_INPUT DATA_
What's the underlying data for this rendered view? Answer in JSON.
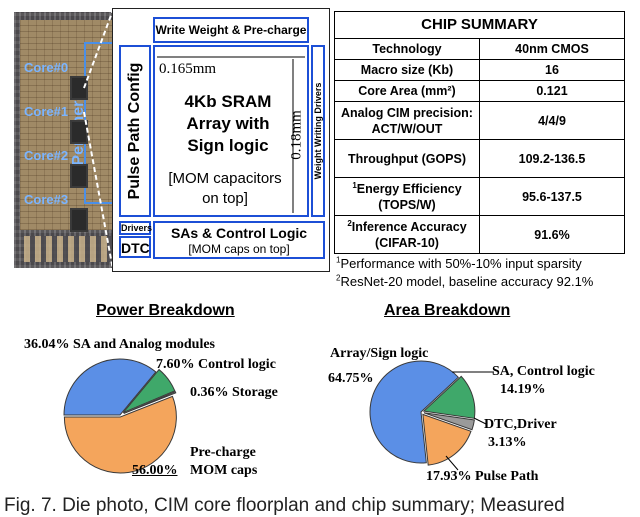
{
  "die_photo": {
    "cores": [
      "Core#0",
      "Core#1",
      "Core#2",
      "Core#3"
    ],
    "peripherals_label": "Peripherals"
  },
  "floorplan": {
    "write_weight_label": "Write Weight & Pre-charge",
    "pulse_path_label": "Pulse Path Config",
    "width_dim": "0.165mm",
    "height_dim": "0.18mm",
    "array_title_lines": [
      "4Kb SRAM",
      "Array with",
      "Sign logic"
    ],
    "array_note_lines": [
      "[MOM capacitors",
      "on top]"
    ],
    "weight_drivers_label": "Weight Writing Drivers",
    "drivers_label": "Drivers",
    "dtc_label": "DTC",
    "sa_label": "SAs & Control Logic",
    "sa_note": "[MOM caps on top]"
  },
  "summary": {
    "title": "CHIP SUMMARY",
    "rows": [
      {
        "param": "Technology",
        "value": "40nm CMOS"
      },
      {
        "param": "Macro size (Kb)",
        "value": "16"
      },
      {
        "param": "Core Area (mm²)",
        "value": "0.121"
      },
      {
        "param": "Analog CIM precision: ACT/W/OUT",
        "value": "4/4/9"
      },
      {
        "param": "Throughput (GOPS)",
        "value": "109.2-136.5"
      },
      {
        "param": "Energy Efficiency (TOPS/W)",
        "value": "95.6-137.5",
        "sup": "1"
      },
      {
        "param": "Inference Accuracy (CIFAR-10)",
        "value": "91.6%",
        "sup": "2"
      }
    ],
    "footnotes": [
      {
        "sup": "1",
        "text": "Performance with 50%-10% input sparsity"
      },
      {
        "sup": "2",
        "text": "ResNet-20 model, baseline accuracy 92.1%"
      }
    ]
  },
  "chart_data": [
    {
      "type": "pie",
      "title": "Power Breakdown",
      "slices": [
        {
          "label": "SA and Analog modules",
          "value": 36.04,
          "color": "#5b8fe6"
        },
        {
          "label": "Control logic",
          "value": 7.6,
          "color": "#3fa86a"
        },
        {
          "label": "Storage",
          "value": 0.36,
          "color": "#9a9a9a"
        },
        {
          "label": "Pre-charge MOM caps",
          "value": 56.0,
          "color": "#f4a55c"
        }
      ],
      "labels": {
        "sa": "36.04% SA and Analog modules",
        "ctrl": "7.60% Control logic",
        "storage": "0.36% Storage",
        "precharge_line1": "Pre-charge",
        "precharge_pct": "56.00%",
        "precharge_line2": "MOM caps"
      }
    },
    {
      "type": "pie",
      "title": "Area Breakdown",
      "slices": [
        {
          "label": "Array/Sign logic",
          "value": 64.75,
          "color": "#5b8fe6"
        },
        {
          "label": "SA, Control logic",
          "value": 14.19,
          "color": "#3fa86a"
        },
        {
          "label": "DTC,Driver",
          "value": 3.13,
          "color": "#9a9a9a"
        },
        {
          "label": "Pulse Path",
          "value": 17.93,
          "color": "#f4a55c"
        }
      ],
      "labels": {
        "array": "Array/Sign logic",
        "array_pct": "64.75%",
        "sa_line1": "SA, Control logic",
        "sa_pct": "14.19%",
        "dtc": "DTC,Driver",
        "dtc_pct": "3.13%",
        "pulse": "17.93% Pulse Path"
      }
    }
  ],
  "caption": "Fig. 7. Die photo, CIM core floorplan and chip summary; Measured"
}
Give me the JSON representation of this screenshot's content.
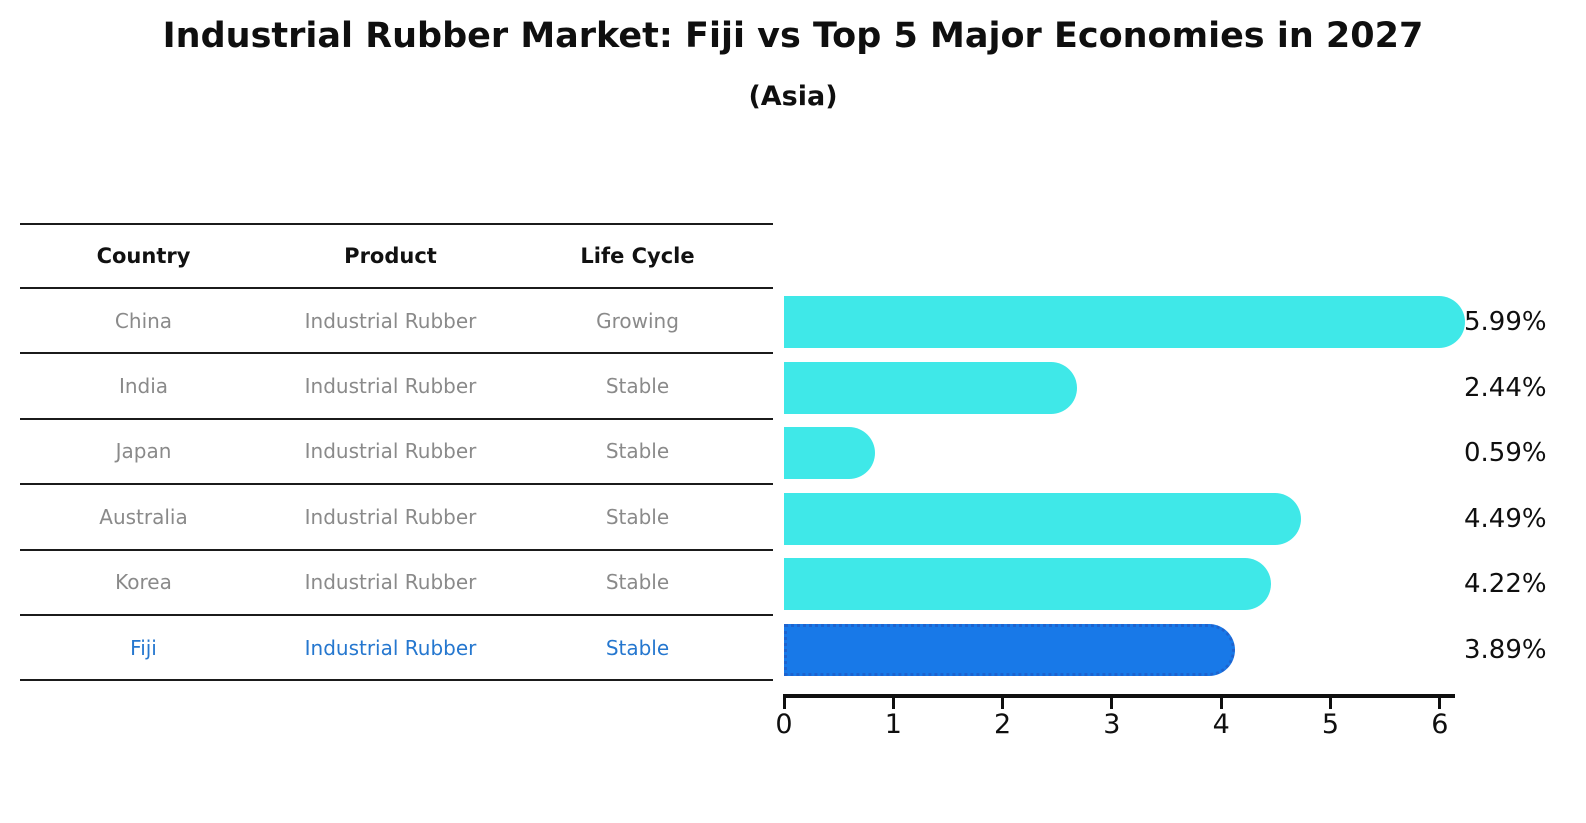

_GIVEN PROBLEM_
Repeat the data exactly, dropping every picture it holds.

_FULL OUTPUT_
What's the underlying data for this rendered view? Answer in JSON.
{
  "die_photo": {
    "cores": [
      "Core#0",
      "Core#1",
      "Core#2",
      "Core#3"
    ],
    "peripherals_label": "Peripherals"
  },
  "floorplan": {
    "write_weight_label": "Write Weight & Pre-charge",
    "pulse_path_label": "Pulse Path Config",
    "width_dim": "0.165mm",
    "height_dim": "0.18mm",
    "array_title_lines": [
      "4Kb SRAM",
      "Array with",
      "Sign logic"
    ],
    "array_note_lines": [
      "[MOM capacitors",
      "on top]"
    ],
    "weight_drivers_label": "Weight Writing Drivers",
    "drivers_label": "Drivers",
    "dtc_label": "DTC",
    "sa_label": "SAs & Control Logic",
    "sa_note": "[MOM caps on top]"
  },
  "summary": {
    "title": "CHIP SUMMARY",
    "rows": [
      {
        "param": "Technology",
        "value": "40nm CMOS"
      },
      {
        "param": "Macro size (Kb)",
        "value": "16"
      },
      {
        "param": "Core Area (mm²)",
        "value": "0.121"
      },
      {
        "param": "Analog CIM precision: ACT/W/OUT",
        "value": "4/4/9"
      },
      {
        "param": "Throughput (GOPS)",
        "value": "109.2-136.5"
      },
      {
        "param": "Energy Efficiency (TOPS/W)",
        "value": "95.6-137.5",
        "sup": "1"
      },
      {
        "param": "Inference Accuracy (CIFAR-10)",
        "value": "91.6%",
        "sup": "2"
      }
    ],
    "footnotes": [
      {
        "sup": "1",
        "text": "Performance with 50%-10% input sparsity"
      },
      {
        "sup": "2",
        "text": "ResNet-20 model, baseline accuracy 92.1%"
      }
    ]
  },
  "chart_data": [
    {
      "type": "pie",
      "title": "Power Breakdown",
      "slices": [
        {
          "label": "SA and Analog modules",
          "value": 36.04,
          "color": "#5b8fe6"
        },
        {
          "label": "Control logic",
          "value": 7.6,
          "color": "#3fa86a"
        },
        {
          "label": "Storage",
          "value": 0.36,
          "color": "#9a9a9a"
        },
        {
          "label": "Pre-charge MOM caps",
          "value": 56.0,
          "color": "#f4a55c"
        }
      ],
      "labels": {
        "sa": "36.04% SA and Analog modules",
        "ctrl": "7.60% Control logic",
        "storage": "0.36% Storage",
        "precharge_line1": "Pre-charge",
        "precharge_pct": "56.00%",
        "precharge_line2": "MOM caps"
      }
    },
    {
      "type": "pie",
      "title": "Area Breakdown",
      "slices": [
        {
          "label": "Array/Sign logic",
          "value": 64.75,
          "color": "#5b8fe6"
        },
        {
          "label": "SA, Control logic",
          "value": 14.19,
          "color": "#3fa86a"
        },
        {
          "label": "DTC,Driver",
          "value": 3.13,
          "color": "#9a9a9a"
        },
        {
          "label": "Pulse Path",
          "value": 17.93,
          "color": "#f4a55c"
        }
      ],
      "labels": {
        "array": "Array/Sign logic",
        "array_pct": "64.75%",
        "sa_line1": "SA, Control logic",
        "sa_pct": "14.19%",
        "dtc": "DTC,Driver",
        "dtc_pct": "3.13%",
        "pulse": "17.93% Pulse Path"
      }
    }
  ],
  "caption": "Fig. 7. Die photo, CIM core floorplan and chip summary; Measured"
}
Give me the JSON representation of this screenshot's content.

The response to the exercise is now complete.